— To do —
Can you transcribe the part of the listing below that opens with its first line and closes with the line containing "y-axis-label: Premium [4,52,12,83]", both included, copying each line character for character?

* START Task material *

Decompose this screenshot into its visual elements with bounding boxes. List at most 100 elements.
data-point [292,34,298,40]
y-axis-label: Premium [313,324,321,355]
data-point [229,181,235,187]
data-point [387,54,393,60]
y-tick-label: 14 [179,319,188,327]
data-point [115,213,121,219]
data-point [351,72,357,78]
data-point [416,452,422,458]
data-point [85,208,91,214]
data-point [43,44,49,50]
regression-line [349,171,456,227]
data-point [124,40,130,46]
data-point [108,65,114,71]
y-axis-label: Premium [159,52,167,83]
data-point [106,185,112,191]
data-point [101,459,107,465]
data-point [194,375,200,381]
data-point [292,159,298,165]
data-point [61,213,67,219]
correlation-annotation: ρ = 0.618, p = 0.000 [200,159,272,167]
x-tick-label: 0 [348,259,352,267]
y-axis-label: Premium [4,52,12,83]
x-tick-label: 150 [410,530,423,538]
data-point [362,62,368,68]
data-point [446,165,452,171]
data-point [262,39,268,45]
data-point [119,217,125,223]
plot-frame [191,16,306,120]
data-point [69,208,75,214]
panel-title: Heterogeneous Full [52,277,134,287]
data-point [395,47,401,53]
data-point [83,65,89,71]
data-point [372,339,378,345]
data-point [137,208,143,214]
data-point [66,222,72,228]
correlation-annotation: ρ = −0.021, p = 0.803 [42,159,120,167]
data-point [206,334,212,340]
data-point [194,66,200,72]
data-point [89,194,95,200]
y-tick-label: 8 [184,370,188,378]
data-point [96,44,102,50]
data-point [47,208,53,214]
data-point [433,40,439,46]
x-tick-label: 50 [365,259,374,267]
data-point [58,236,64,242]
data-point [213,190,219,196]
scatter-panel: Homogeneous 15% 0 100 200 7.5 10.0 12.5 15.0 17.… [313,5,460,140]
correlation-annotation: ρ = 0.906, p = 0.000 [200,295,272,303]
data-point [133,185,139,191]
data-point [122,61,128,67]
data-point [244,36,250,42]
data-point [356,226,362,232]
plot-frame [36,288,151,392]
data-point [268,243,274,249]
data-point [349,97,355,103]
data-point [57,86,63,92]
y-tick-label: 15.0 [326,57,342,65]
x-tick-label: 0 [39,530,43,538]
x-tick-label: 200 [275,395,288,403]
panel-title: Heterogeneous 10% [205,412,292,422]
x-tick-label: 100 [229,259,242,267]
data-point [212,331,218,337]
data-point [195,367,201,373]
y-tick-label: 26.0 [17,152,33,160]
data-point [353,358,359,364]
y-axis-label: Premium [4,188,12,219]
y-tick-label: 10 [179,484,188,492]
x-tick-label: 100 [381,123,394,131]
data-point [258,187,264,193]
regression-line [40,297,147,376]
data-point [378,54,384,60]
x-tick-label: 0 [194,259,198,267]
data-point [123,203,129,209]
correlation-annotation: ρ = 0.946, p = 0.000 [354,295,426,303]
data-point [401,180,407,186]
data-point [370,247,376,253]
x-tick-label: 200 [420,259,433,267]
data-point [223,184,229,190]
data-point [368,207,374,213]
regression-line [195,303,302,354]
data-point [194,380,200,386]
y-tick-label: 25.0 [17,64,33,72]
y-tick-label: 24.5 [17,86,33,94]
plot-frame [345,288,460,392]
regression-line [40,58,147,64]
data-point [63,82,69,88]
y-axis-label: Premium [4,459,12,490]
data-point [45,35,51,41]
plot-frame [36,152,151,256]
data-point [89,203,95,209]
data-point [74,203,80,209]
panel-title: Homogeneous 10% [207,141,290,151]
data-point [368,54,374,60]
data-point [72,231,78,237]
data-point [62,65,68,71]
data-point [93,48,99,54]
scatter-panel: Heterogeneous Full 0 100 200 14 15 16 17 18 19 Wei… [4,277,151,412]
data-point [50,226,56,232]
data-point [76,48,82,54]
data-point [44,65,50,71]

* END Task material *

— Finished task —
Decompose this screenshot into its visual elements with bounding boxes. List at most 100 elements.
data-point [292,34,298,40]
y-axis-label: Premium [313,324,321,355]
data-point [229,181,235,187]
data-point [387,54,393,60]
y-tick-label: 14 [179,319,188,327]
data-point [115,213,121,219]
data-point [351,72,357,78]
data-point [416,452,422,458]
data-point [85,208,91,214]
data-point [43,44,49,50]
regression-line [349,171,456,227]
data-point [124,40,130,46]
data-point [108,65,114,71]
y-axis-label: Premium [159,52,167,83]
data-point [106,185,112,191]
data-point [101,459,107,465]
data-point [194,375,200,381]
data-point [292,159,298,165]
data-point [61,213,67,219]
correlation-annotation: ρ = 0.618, p = 0.000 [200,159,272,167]
x-tick-label: 0 [348,259,352,267]
y-axis-label: Premium [4,52,12,83]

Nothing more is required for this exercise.